EXERCISE DESCRIPTION:
Write out the records below once more, exactly as they stand.

RECORD LIST:
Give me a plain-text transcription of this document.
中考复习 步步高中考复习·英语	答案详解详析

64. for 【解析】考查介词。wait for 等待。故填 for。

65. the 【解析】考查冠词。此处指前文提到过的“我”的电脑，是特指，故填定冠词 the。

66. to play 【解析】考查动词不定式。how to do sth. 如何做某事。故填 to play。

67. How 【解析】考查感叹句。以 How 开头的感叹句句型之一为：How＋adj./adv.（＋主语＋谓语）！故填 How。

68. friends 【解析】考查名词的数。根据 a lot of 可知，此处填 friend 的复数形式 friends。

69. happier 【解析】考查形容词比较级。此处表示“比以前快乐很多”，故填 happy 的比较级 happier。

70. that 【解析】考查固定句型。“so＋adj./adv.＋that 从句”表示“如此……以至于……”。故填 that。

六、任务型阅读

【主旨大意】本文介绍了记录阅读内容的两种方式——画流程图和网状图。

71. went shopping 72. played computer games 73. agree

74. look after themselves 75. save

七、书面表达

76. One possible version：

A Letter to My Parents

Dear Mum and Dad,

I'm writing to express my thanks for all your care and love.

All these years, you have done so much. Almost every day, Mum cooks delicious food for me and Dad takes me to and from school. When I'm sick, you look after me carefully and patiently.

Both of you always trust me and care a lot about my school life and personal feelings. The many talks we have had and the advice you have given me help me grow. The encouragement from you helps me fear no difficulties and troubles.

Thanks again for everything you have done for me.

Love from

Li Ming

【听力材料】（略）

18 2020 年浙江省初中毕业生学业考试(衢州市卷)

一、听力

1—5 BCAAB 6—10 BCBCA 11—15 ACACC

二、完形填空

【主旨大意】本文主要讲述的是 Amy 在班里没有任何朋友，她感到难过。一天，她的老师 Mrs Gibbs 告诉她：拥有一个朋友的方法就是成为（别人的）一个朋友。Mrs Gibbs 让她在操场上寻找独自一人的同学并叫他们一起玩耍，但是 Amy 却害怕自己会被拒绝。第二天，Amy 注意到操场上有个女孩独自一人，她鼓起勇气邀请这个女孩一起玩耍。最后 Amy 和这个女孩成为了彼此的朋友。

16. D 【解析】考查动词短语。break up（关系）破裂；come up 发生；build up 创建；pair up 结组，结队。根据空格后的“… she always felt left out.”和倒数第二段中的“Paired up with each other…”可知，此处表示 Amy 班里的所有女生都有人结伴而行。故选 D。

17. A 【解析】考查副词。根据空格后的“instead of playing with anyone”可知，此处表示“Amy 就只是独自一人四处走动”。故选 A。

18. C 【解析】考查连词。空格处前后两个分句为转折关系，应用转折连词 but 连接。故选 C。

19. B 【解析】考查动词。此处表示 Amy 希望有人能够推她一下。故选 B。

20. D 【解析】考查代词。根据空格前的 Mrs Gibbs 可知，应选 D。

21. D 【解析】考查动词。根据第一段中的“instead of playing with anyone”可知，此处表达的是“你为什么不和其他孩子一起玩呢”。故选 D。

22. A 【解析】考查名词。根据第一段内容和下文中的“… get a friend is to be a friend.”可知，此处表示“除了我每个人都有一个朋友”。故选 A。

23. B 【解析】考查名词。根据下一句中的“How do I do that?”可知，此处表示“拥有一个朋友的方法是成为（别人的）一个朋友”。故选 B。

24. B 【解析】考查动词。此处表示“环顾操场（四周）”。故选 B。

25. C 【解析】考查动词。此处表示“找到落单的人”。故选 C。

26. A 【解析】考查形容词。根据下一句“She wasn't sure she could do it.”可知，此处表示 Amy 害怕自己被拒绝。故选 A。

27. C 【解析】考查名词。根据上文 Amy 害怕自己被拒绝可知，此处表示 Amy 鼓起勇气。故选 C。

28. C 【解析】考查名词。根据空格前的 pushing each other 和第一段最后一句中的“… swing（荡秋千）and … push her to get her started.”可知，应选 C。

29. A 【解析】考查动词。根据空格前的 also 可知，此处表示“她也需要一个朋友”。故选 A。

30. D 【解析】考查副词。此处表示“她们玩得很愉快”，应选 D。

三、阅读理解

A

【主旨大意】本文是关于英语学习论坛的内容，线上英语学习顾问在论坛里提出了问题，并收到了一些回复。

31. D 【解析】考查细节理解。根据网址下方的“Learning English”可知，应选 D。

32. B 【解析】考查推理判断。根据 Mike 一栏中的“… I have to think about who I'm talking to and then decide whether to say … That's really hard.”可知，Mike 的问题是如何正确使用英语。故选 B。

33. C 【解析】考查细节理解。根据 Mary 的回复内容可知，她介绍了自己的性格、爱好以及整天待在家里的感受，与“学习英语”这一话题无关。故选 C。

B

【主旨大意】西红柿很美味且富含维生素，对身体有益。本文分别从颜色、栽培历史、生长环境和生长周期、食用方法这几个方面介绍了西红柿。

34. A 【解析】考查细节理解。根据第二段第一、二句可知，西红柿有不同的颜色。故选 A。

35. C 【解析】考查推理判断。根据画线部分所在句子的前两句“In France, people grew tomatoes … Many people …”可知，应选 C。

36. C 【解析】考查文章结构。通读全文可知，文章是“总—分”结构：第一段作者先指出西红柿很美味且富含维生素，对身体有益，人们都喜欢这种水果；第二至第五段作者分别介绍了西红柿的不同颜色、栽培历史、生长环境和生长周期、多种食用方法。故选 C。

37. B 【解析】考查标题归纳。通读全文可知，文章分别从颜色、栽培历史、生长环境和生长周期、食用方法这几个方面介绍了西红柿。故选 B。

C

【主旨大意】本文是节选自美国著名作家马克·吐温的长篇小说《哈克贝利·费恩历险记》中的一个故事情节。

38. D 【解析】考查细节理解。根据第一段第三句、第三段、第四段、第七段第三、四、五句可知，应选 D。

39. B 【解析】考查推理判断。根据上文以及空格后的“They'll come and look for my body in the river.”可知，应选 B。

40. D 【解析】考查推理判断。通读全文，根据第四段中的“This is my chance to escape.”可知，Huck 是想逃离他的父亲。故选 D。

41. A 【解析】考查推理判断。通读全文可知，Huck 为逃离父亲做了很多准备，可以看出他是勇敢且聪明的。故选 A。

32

TASK RESULT:
Give me a plain-text transcription of this document.
中考复习 步步高中考复习·英语	答案详解详析

64. for 【解析】考查介词。wait for 等待。故填 for。

65. the 【解析】考查冠词。此处指前文提到过的“我”的电脑，是特指，故填定冠词 the。

66. to play 【解析】考查动词不定式。how to do sth. 如何做某事。故填 to play。

67. How 【解析】考查感叹句。以 How 开头的感叹句句型之一为：How＋adj./adv.（＋主语＋谓语）！故填 How。

68. friends 【解析】考查名词的数。根据 a lot of 可知，此处填 friend 的复数形式 friends。

69. happier 【解析】考查形容词比较级。此处表示“比以前快乐很多”，故填 happy 的比较级 happier。

70. that 【解析】考查固定句型。“so＋adj./adv.＋that 从句”表示“如此……以至于……”。故填 that。

六、任务型阅读

【主旨大意】本文介绍了记录阅读内容的两种方式——画流程图和网状图。

71. went shopping 72. played computer games 73. agree

74. look after themselves 75. save

七、书面表达

76. One possible version：

A Letter to My Parents

Dear Mum and Dad,

I'm writing to express my thanks for all your care and love.

All these years, you have done so much. Almost every day, Mum cooks delicious food for me and Dad takes me to and from school. When I'm sick, you look after me carefully and patiently.

Both of you always trust me and care a lot about my school life and personal feelings. The many talks we have had and the advice you have given me help me grow. The encouragement from you helps me fear no difficulties and troubles.

Thanks again for everything you have done for me.

Love from

Li Ming

【听力材料】（略）

18 2020 年浙江省初中毕业生学业考试(衢州市卷)

一、听力

1—5 BCAAB 6—10 BCBCA 11—15 ACACC

二、完形填空

【主旨大意】本文主要讲述的是 Amy 在班里没有任何朋友，她感到难过。一天，她的老师 Mrs Gibbs 告诉她：拥有一个朋友的方法就是成为（别人的）一个朋友。Mrs Gibbs 让她在操场上寻找独自一人的同学并叫他们一起玩耍，但是 Amy 却害怕自己会被拒绝。第二天，Amy 注意到操场上有个女孩独自一人，她鼓起勇气邀请这个女孩一起玩耍。最后 Amy 和这个女孩成为了彼此的朋友。

16. D 【解析】考查动词短语。break up（关系）破裂；come up 发生；build up 创建；pair up 结组，结队。根据空格后的“… she always felt left out.”和倒数第二段中的“Paired up with each other…”可知，此处表示 Amy 班里的所有女生都有人结伴而行。故选 D。

17. A 【解析】考查副词。根据空格后的“instead of playing with anyone”可知，此处表示“Amy 就只是独自一人四处走动”。故选 A。

18. C 【解析】考查连词。空格处前后两个分句为转折关系，应用转折连词 but 连接。故选 C。

19. B 【解析】考查动词。此处表示 Amy 希望有人能够推她一下。故选 B。

20. D 【解析】考查代词。根据空格前的 Mrs Gibbs 可知，应选 D。

21. D 【解析】考查动词。根据第一段中的“instead of playing with anyone”可知，此处表达的是“你为什么不和其他孩子一起玩呢”。故选 D。

22. A 【解析】考查名词。根据第一段内容和下文中的“… get a friend is to be a friend.”可知，此处表示“除了我每个人都有一个朋友”。故选 A。

23. B 【解析】考查名词。根据下一句中的“How do I do that?”可知，此处表示“拥有一个朋友的方法是成为（别人的）一个朋友”。故选 B。

24. B 【解析】考查动词。此处表示“环顾操场（四周）”。故选 B。

25. C 【解析】考查动词。此处表示“找到落单的人”。故选 C。

26. A 【解析】考查形容词。根据下一句“She wasn't sure she could do it.”可知，此处表示 Amy 害怕自己被拒绝。故选 A。

27. C 【解析】考查名词。根据上文 Amy 害怕自己被拒绝可知，此处表示 Amy 鼓起勇气。故选 C。

28. C 【解析】考查名词。根据空格前的 pushing each other 和第一段最后一句中的“… swing（荡秋千）and … push her to get her started.”可知，应选 C。

29. A 【解析】考查动词。根据空格前的 also 可知，此处表示“她也需要一个朋友”。故选 A。

30. D 【解析】考查副词。此处表示“她们玩得很愉快”，应选 D。

三、阅读理解

A

【主旨大意】本文是关于英语学习论坛的内容，线上英语学习顾问在论坛里提出了问题，并收到了一些回复。

31. D 【解析】考查细节理解。根据网址下方的“Learning English”可知，应选 D。

32. B 【解析】考查推理判断。根据 Mike 一栏中的“… I have to think about who I'm talking to and then decide whether to say … That's really hard.”可知，Mike 的问题是如何正确使用英语。故选 B。

33. C 【解析】考查细节理解。根据 Mary 的回复内容可知，她介绍了自己的性格、爱好以及整天待在家里的感受，与“学习英语”这一话题无关。故选 C。

B

【主旨大意】西红柿很美味且富含维生素，对身体有益。本文分别从颜色、栽培历史、生长环境和生长周期、食用方法这几个方面介绍了西红柿。

34. A 【解析】考查细节理解。根据第二段第一、二句可知，西红柿有不同的颜色。故选 A。

35. C 【解析】考查推理判断。根据画线部分所在句子的前两句“In France, people grew tomatoes … Many people …”可知，应选 C。

36. C 【解析】考查文章结构。通读全文可知，文章是“总—分”结构：第一段作者先指出西红柿很美味且富含维生素，对身体有益，人们都喜欢这种水果；第二至第五段作者分别介绍了西红柿的不同颜色、栽培历史、生长环境和生长周期、多种食用方法。故选 C。

37. B 【解析】考查标题归纳。通读全文可知，文章分别从颜色、栽培历史、生长环境和生长周期、食用方法这几个方面介绍了西红柿。故选 B。

C

【主旨大意】本文是节选自美国著名作家马克·吐温的长篇小说《哈克贝利·费恩历险记》中的一个故事情节。

38. D 【解析】考查细节理解。根据第一段第三句、第三段、第四段、第七段第三、四、五句可知，应选 D。

39. B 【解析】考查推理判断。根据上文以及空格后的“They'll come and look for my body in the river.”可知，应选 B。

40. D 【解析】考查推理判断。通读全文，根据第四段中的“This is my chance to escape.”可知，Huck 是想逃离他的父亲。故选 D。

41. A 【解析】考查推理判断。通读全文可知，Huck 为逃离父亲做了很多准备，可以看出他是勇敢且聪明的。故选 A。

32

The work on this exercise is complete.